Your task is to extract every entry that follows word for word while excluding the pictures.

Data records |

******

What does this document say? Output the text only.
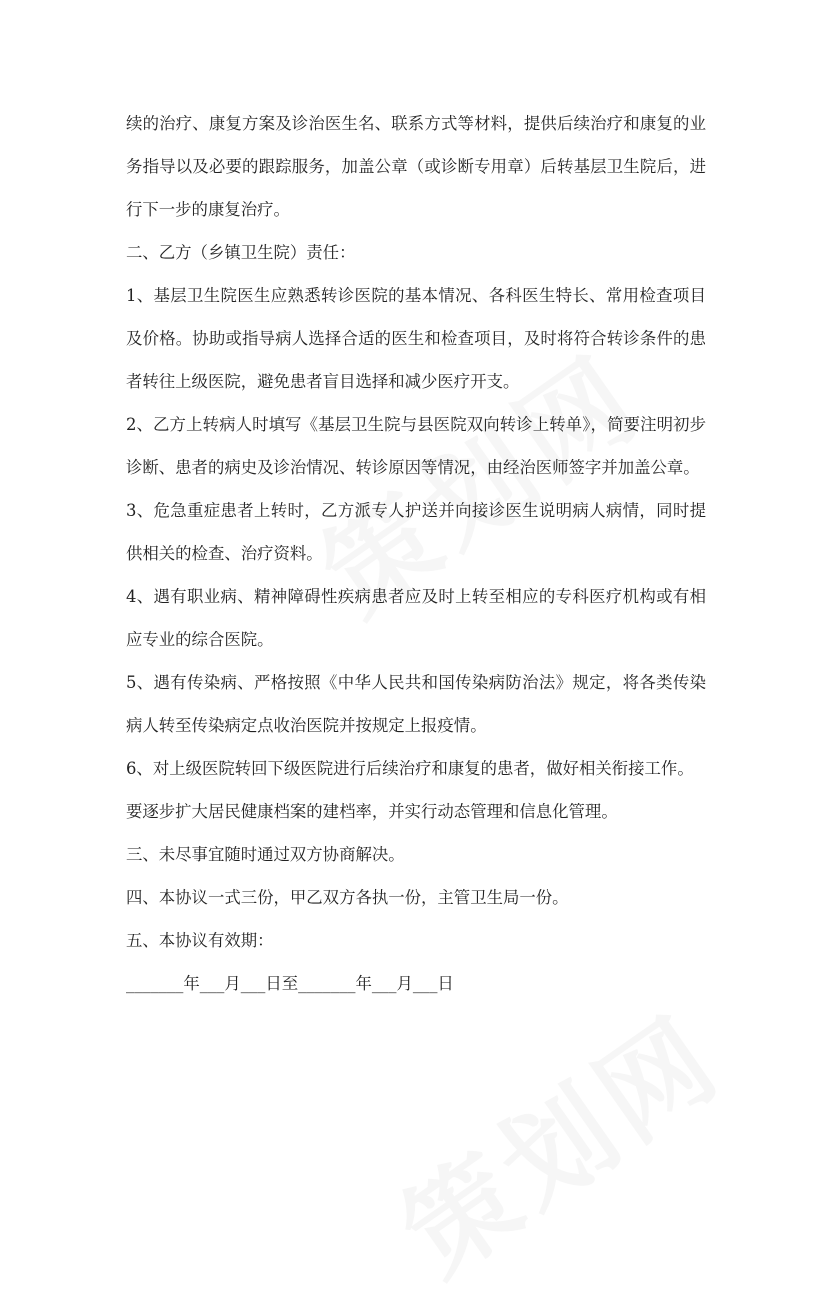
续的治疗、康复方案及诊治医生名、联系方式等材料，提供后续治疗和康复的业务指导以及必要的跟踪服务，加盖公章（或诊断专用章）后转基层卫生院后，进行下一步的康复治疗。

二、乙方（乡镇卫生院）责任：

1、基层卫生院医生应熟悉转诊医院的基本情况、各科医生特长、常用检查项目及价格。协助或指导病人选择合适的医生和检查项目，及时将符合转诊条件的患者转往上级医院，避免患者盲目选择和减少医疗开支。

2、乙方上转病人时填写《基层卫生院与县医院双向转诊上转单》，简要注明初步诊断、患者的病史及诊治情况、转诊原因等情况，由经治医师签字并加盖公章。

3、危急重症患者上转时，乙方派专人护送并向接诊医生说明病人病情，同时提供相关的检查、治疗资料。

4、遇有职业病、精神障碍性疾病患者应及时上转至相应的专科医疗机构或有相应专业的综合医院。

5、遇有传染病、严格按照《中华人民共和国传染病防治法》规定，将各类传染病人转至传染病定点收治医院并按规定上报疫情。

6、对上级医院转回下级医院进行后续治疗和康复的患者，做好相关衔接工作。

要逐步扩大居民健康档案的建档率，并实行动态管理和信息化管理。

三、未尽事宜随时通过双方协商解决。

四、本协议一式三份，甲乙双方各执一份，主管卫生局一份。

五、本协议有效期：

_______年___月___日至_______年___月___日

******

Written solution |
What does this document say? Output the text only.
续的治疗、康复方案及诊治医生名、联系方式等材料，提供后续治疗和康复的业务指导以及必要的跟踪服务，加盖公章（或诊断专用章）后转基层卫生院后，进行下一步的康复治疗。

二、乙方（乡镇卫生院）责任：

1、基层卫生院医生应熟悉转诊医院的基本情况、各科医生特长、常用检查项目及价格。协助或指导病人选择合适的医生和检查项目，及时将符合转诊条件的患者转往上级医院，避免患者盲目选择和减少医疗开支。

2、乙方上转病人时填写《基层卫生院与县医院双向转诊上转单》，简要注明初步诊断、患者的病史及诊治情况、转诊原因等情况，由经治医师签字并加盖公章。

3、危急重症患者上转时，乙方派专人护送并向接诊医生说明病人病情，同时提供相关的检查、治疗资料。

4、遇有职业病、精神障碍性疾病患者应及时上转至相应的专科医疗机构或有相应专业的综合医院。

5、遇有传染病、严格按照《中华人民共和国传染病防治法》规定，将各类传染病人转至传染病定点收治医院并按规定上报疫情。

6、对上级医院转回下级医院进行后续治疗和康复的患者，做好相关衔接工作。

要逐步扩大居民健康档案的建档率，并实行动态管理和信息化管理。

三、未尽事宜随时通过双方协商解决。

四、本协议一式三份，甲乙双方各执一份，主管卫生局一份。

五、本协议有效期：

_______年___月___日至_______年___月___日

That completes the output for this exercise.